* _Short task_
Provide a single number: the count of lines containing the string "this".

* _Records shown_
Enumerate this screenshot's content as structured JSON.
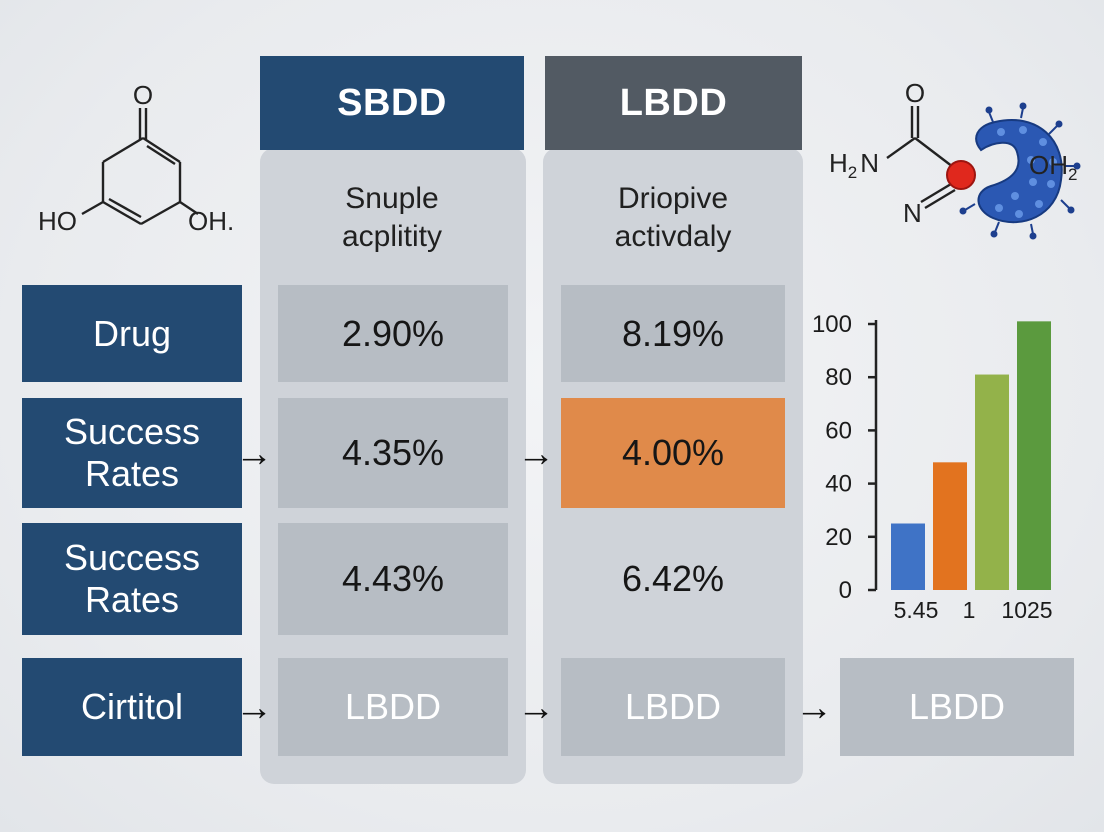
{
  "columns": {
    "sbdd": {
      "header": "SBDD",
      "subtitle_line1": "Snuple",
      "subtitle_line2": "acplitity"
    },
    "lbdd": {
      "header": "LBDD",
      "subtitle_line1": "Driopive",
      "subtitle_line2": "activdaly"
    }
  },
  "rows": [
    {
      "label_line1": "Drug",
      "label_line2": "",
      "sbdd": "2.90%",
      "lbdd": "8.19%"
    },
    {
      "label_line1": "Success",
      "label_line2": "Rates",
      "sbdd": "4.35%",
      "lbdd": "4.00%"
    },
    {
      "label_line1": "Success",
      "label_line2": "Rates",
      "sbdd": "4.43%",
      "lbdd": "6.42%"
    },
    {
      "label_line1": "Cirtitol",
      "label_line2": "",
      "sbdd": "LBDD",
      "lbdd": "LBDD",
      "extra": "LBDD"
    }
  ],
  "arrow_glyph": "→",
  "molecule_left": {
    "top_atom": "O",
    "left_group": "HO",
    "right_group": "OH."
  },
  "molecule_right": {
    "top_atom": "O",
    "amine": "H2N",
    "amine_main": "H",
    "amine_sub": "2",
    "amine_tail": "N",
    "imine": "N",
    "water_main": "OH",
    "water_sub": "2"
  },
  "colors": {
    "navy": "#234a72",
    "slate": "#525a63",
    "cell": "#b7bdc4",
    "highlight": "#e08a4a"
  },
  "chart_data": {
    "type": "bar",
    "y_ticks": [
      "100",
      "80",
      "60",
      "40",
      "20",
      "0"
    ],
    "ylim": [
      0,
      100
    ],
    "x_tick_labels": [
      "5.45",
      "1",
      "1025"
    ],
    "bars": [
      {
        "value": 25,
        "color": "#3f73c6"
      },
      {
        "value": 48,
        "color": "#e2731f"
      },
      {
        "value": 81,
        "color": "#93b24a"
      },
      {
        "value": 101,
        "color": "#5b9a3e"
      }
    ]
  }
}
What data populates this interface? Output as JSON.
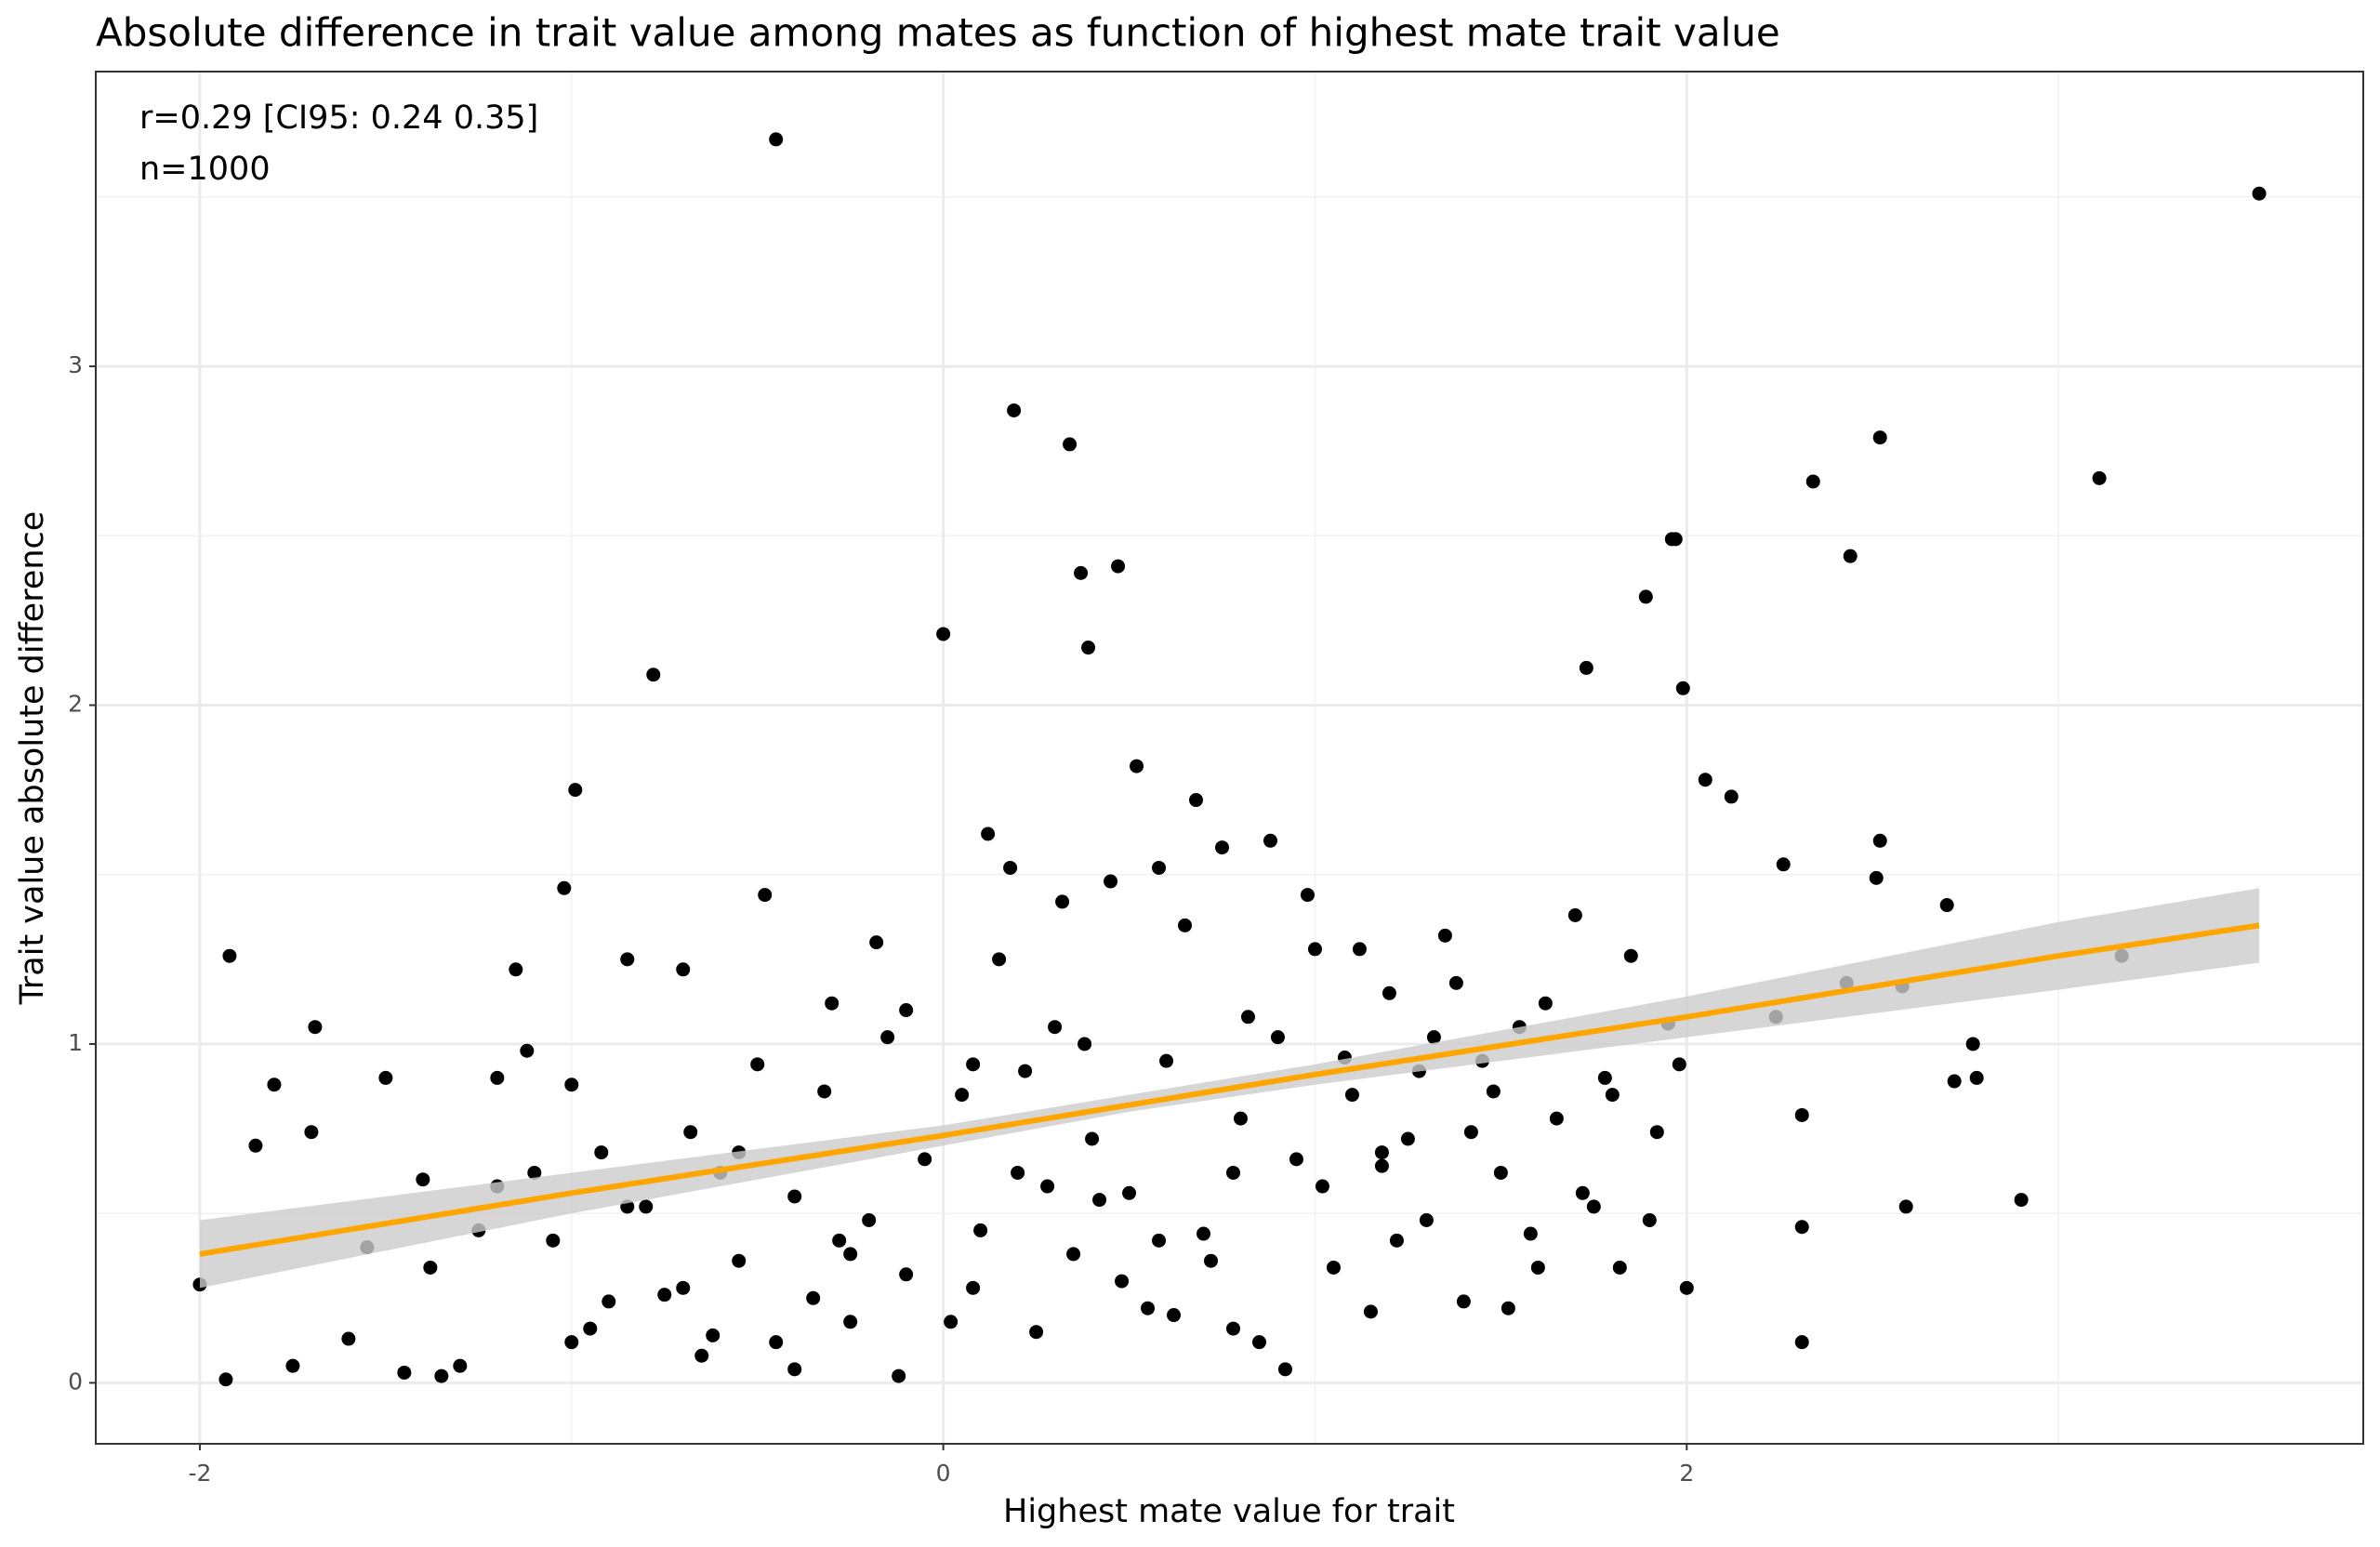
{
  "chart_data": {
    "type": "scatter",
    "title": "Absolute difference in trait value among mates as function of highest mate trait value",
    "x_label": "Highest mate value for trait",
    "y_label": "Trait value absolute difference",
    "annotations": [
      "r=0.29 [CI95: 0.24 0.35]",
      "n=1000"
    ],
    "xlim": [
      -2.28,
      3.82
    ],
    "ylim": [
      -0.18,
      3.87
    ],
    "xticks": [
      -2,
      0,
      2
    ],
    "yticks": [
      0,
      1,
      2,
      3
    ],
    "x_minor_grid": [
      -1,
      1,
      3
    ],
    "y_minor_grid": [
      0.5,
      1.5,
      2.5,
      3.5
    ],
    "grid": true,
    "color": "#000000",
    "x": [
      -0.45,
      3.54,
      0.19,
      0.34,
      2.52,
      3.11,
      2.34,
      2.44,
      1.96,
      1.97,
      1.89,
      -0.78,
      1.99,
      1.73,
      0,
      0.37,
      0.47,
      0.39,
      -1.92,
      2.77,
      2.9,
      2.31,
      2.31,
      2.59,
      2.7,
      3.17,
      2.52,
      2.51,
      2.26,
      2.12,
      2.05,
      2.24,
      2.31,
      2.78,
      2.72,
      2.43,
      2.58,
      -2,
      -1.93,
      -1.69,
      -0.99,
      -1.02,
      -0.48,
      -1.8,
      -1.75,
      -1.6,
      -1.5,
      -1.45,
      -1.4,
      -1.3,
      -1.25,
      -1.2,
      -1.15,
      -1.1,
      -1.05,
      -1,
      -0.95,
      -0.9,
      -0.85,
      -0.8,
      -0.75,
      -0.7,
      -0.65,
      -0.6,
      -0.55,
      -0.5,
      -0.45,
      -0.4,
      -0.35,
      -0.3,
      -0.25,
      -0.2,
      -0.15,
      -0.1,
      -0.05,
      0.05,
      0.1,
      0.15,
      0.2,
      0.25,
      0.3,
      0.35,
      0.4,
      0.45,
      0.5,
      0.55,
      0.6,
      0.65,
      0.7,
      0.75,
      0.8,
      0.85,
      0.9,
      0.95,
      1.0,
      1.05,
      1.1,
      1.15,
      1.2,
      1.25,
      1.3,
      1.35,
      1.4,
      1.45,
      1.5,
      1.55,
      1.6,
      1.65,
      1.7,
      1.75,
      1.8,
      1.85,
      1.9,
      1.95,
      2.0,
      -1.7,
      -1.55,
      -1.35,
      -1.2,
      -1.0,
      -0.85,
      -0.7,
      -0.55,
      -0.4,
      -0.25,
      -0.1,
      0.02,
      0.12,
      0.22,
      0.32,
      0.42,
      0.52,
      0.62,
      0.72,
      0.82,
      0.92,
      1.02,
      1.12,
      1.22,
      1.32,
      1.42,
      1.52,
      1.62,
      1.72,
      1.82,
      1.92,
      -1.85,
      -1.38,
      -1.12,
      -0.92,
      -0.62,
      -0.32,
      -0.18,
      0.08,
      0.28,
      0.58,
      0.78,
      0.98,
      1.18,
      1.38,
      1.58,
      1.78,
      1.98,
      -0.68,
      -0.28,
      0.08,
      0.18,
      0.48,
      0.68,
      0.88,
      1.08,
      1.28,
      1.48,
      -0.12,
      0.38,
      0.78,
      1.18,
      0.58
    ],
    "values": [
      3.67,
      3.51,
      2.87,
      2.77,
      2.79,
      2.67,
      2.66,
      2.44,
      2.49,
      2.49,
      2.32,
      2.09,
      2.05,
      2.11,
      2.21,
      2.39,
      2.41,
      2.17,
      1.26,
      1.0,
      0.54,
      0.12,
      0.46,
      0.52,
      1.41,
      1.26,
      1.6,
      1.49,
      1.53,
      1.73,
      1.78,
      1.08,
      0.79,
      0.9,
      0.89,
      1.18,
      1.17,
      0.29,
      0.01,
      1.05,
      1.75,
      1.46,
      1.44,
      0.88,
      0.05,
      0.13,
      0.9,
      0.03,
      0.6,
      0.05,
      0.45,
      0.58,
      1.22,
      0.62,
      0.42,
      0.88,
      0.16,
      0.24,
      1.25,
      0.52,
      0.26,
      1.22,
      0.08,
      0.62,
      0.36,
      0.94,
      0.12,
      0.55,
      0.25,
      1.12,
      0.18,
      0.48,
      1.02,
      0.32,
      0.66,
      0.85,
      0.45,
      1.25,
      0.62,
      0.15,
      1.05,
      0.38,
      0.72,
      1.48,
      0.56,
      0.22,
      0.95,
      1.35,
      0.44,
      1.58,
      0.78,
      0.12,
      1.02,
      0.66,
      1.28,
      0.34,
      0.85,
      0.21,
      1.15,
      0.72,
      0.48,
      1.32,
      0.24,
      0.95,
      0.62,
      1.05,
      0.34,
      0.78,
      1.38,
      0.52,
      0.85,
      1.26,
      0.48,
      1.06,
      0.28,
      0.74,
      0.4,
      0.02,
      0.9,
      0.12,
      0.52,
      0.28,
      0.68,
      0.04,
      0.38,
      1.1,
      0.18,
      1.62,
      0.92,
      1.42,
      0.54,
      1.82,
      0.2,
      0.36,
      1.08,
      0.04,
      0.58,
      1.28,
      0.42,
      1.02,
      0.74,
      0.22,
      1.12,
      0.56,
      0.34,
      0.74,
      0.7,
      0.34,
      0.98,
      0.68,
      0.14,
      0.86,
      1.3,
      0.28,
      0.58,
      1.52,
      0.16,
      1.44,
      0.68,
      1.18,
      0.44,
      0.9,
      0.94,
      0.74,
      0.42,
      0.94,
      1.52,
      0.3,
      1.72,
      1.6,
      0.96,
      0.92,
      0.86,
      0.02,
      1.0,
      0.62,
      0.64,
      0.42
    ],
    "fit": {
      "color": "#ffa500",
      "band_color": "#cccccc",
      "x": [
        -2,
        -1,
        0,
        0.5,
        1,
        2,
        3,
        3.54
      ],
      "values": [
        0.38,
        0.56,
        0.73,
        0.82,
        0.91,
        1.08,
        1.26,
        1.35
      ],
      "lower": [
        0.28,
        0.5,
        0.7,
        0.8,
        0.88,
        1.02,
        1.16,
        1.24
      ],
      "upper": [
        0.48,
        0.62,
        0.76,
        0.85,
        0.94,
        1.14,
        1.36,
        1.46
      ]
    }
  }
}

* _Answer to the task_
2